-- START PROVIDED TEXT --

United States District Court, S.D. Texas, Houston Division

April 26, 2019

DARNELL SENEGAL, individually and on behalf of others similarly situated Plaintiff,
v.
FAIRFIELD INDUSTRIES, INC., d/b/a FAIRFIELD NODAL, Defendant.

          MEMORANDUM OPINION

         Pending before the court[1] is Plaintiff's Motion for Judgment on the Pleadings as to Section 13(a)(12) Seaman Exemption (Doc. 276). The court has considered the motion, the responses, all other relevant filings, and the applicable law. For the reasons set forth below, the court GRANTS the motion in part and DENIES it in part.

         Plaintiff filed this action against Defendant under the Fair Labor Standards Act[2] (“FLSA”).[3] Plaintiff alleges that Defendant violated the FLSA by failing to pay Plaintiff and other similarly situated employees (collectively “Plaintiffs”) their statutorily required overtime pay.[4] A lengthier discussion of the case's background can be found in the court's November 21, 2018 Memorandum Opinion.[5]

         In the present motion, Plaintiffs seek to prevent Defendant from using the exemption to the FLSA's coverage found in 29 U.S.C. 213(a)(12) (“Section 213(a)(12)”). Section 213(a)(12) provides that “any employee employed as a seaman on a vessel other than an American vessel” is exempt from coverage under the FLSA. Id.

         Defendant has represented to the court that it is not relying on a defense under Section 213(a)(12).[6] Accordingly, at trial, Defendant may not rely on a Section 213(a)(12) defense. However, the parties' pleadings have indicated that the real issue is not Section 213(a)(12), but rather the court's holding regarding 29 U.S.C. § 213(f)(“Section 213(f)”).[7] Thus, the court will clarify its November 21, 2018 Memorandum Opinion as it pertains to Section 213(f).

         Pursuant to Section 213(f), the FLSA does not apply “to any employee whose services during the workweek are performed in a workplace within a foreign country or within territory under the jurisdiction of the United States . . . .”[8] At the summary judgment stage, it was Defendant's position that Section 213(f) exempts any plaintiff from the FLSA who worked on a vessel overseas regardless of whether the vessel was American or foreign-flagged.[9]It was Plaintiff's position that Section 213(f) does not apply to work aboard vessels at all.[10]

         In its Memorandum Opinion, the court found the reasoning in Kaluom v. Stolt Offshore, Inc. persuasive. 474 F.Supp.2d 866 (S.D. Tex. 2007). The Kaluom court held that Section 213(f) does not apply to vessels or seamen, but rather, applies to specific geographic locations. See id. at 879-880. The court agrees with this holding. Thus, Section 213(f) does not apply to the plaintiffs in the present action because they worked aboard vessels. However, this does not mean, as Plaintiffs argue, that the Plaintiffs are automatically covered by the FLSA just because they worked aboard vessels.

-- END PROVIDED TEXT --

→ INSTRUCTION 1: List every short name that the memorandum opinion defines inside parentheses and quotation marks.
→ INSTRUCTION 2: Quote the memorandum opinion word for word between "DARNELL SENEGAL, individually" and "it in part.", inclusive.

-- START SOURCE DATA --

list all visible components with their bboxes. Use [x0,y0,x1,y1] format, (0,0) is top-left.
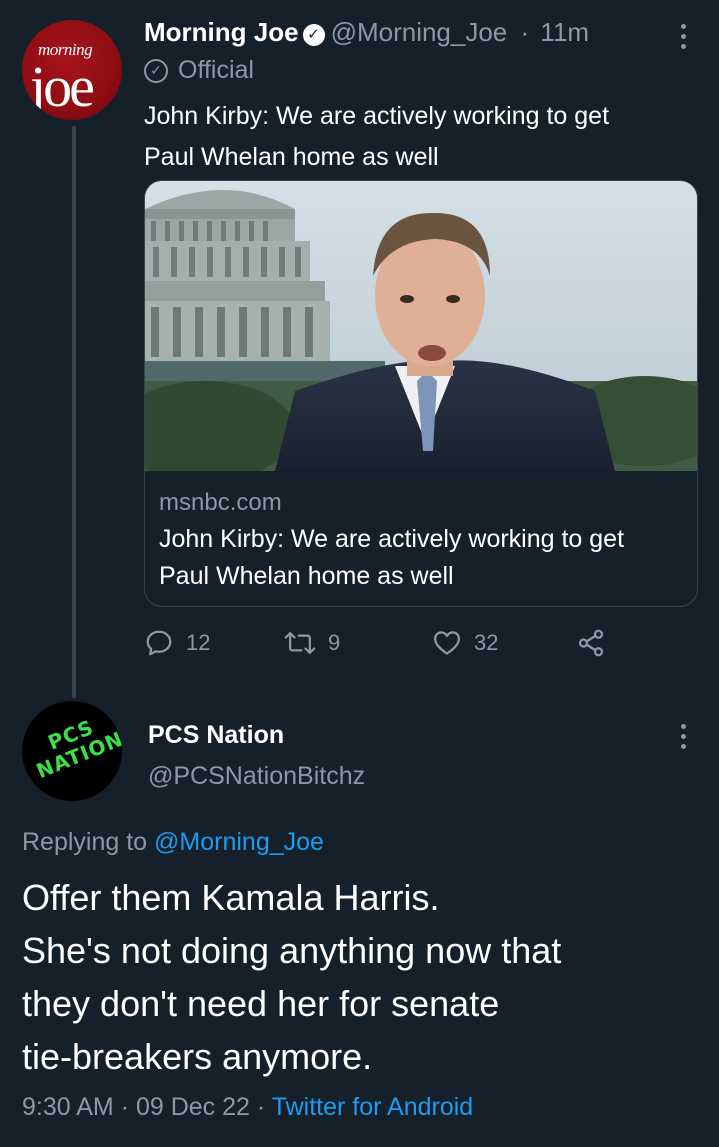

-- END SOURCE DATA --

→ RIGHT ANSWER 1:
FLSA
Plaintiffs
Section 213(a)(12)
Section 213(f)

→ RIGHT ANSWER 2:
DARNELL SENEGAL, individually and on behalf of others similarly situated Plaintiff,
v.
FAIRFIELD INDUSTRIES, INC., d/b/a FAIRFIELD NODAL, Defendant.

          MEMORANDUM OPINION

         Pending before the court[1] is Plaintiff's Motion for Judgment on the Pleadings as to Section 13(a)(12) Seaman Exemption (Doc. 276). The court has considered the motion, the responses, all other relevant filings, and the applicable law. For the reasons set forth below, the court GRANTS the motion in part and DENIES it in part.